- [TASK BRIEF] All lines featuring the string "younger" are to be listed.

---*---

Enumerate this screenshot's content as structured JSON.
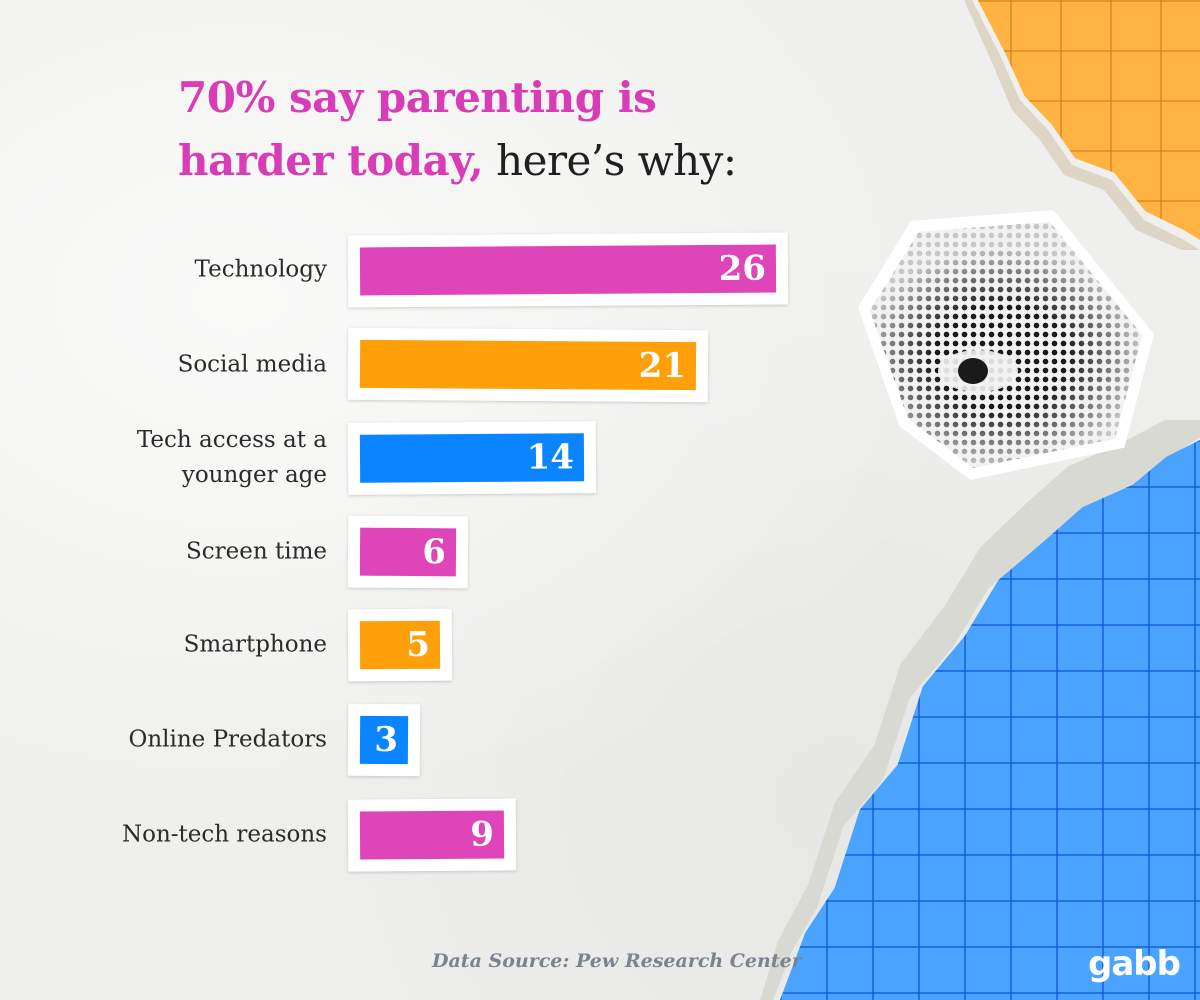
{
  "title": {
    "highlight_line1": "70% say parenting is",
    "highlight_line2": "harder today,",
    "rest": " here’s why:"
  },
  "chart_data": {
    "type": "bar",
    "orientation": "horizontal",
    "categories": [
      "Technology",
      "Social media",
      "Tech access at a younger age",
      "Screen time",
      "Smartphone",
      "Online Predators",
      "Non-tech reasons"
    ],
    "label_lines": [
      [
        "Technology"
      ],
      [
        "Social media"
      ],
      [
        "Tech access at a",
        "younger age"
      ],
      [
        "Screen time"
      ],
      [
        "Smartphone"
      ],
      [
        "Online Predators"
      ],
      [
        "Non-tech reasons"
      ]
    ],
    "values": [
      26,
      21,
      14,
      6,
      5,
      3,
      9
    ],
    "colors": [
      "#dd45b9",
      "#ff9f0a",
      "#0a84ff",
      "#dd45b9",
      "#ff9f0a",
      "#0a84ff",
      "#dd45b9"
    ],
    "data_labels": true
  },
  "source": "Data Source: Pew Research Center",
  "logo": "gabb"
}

---*---

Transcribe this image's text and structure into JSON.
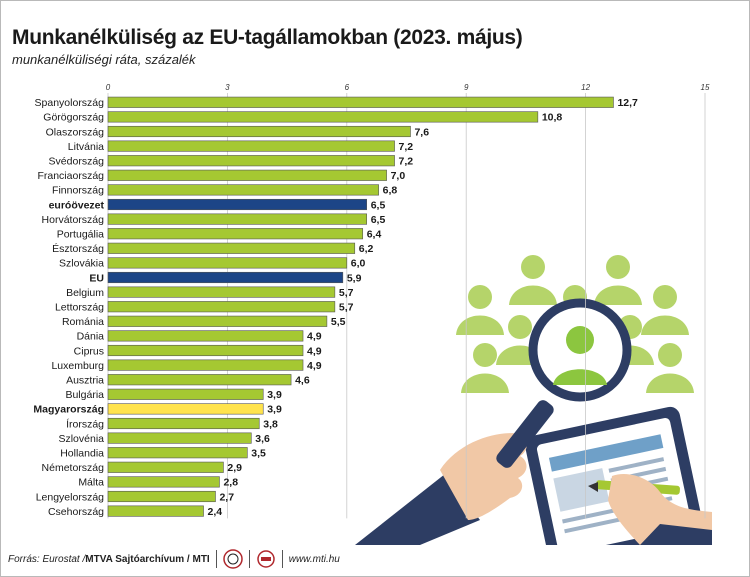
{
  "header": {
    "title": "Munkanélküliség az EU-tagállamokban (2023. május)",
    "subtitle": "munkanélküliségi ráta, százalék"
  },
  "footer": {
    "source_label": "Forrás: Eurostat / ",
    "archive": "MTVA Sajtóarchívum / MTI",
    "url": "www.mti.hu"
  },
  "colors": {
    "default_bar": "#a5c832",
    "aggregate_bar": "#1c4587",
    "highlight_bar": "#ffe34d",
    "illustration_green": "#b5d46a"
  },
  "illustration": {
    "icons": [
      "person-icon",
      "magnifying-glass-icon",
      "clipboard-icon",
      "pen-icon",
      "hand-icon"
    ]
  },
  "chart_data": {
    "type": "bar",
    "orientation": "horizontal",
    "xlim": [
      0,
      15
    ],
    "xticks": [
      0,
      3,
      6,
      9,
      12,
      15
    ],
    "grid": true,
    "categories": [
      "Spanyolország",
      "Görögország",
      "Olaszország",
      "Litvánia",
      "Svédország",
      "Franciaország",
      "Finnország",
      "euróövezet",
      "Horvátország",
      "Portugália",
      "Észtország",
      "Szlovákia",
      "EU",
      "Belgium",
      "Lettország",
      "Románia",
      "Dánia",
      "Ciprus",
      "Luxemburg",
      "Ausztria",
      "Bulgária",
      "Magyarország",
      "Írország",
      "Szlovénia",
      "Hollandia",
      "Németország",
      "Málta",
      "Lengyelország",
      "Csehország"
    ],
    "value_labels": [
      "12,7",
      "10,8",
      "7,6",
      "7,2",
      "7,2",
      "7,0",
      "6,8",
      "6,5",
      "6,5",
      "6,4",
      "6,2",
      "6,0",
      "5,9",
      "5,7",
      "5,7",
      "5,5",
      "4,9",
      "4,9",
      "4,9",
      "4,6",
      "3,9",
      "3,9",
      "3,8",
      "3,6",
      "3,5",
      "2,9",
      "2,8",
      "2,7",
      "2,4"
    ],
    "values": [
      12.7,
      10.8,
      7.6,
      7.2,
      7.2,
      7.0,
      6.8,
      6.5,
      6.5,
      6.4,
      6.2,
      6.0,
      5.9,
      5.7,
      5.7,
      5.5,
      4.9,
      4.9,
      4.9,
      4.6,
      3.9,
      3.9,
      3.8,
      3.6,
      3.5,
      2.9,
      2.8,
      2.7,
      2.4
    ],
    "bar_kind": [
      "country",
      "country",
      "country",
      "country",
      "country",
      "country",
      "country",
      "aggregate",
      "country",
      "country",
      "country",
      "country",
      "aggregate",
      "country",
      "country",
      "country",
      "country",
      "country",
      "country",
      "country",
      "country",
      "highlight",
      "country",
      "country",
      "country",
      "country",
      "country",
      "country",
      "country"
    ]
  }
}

---*---

- [EXERCISE ANSWER]
      "Tech access at a younger age",
        "younger age"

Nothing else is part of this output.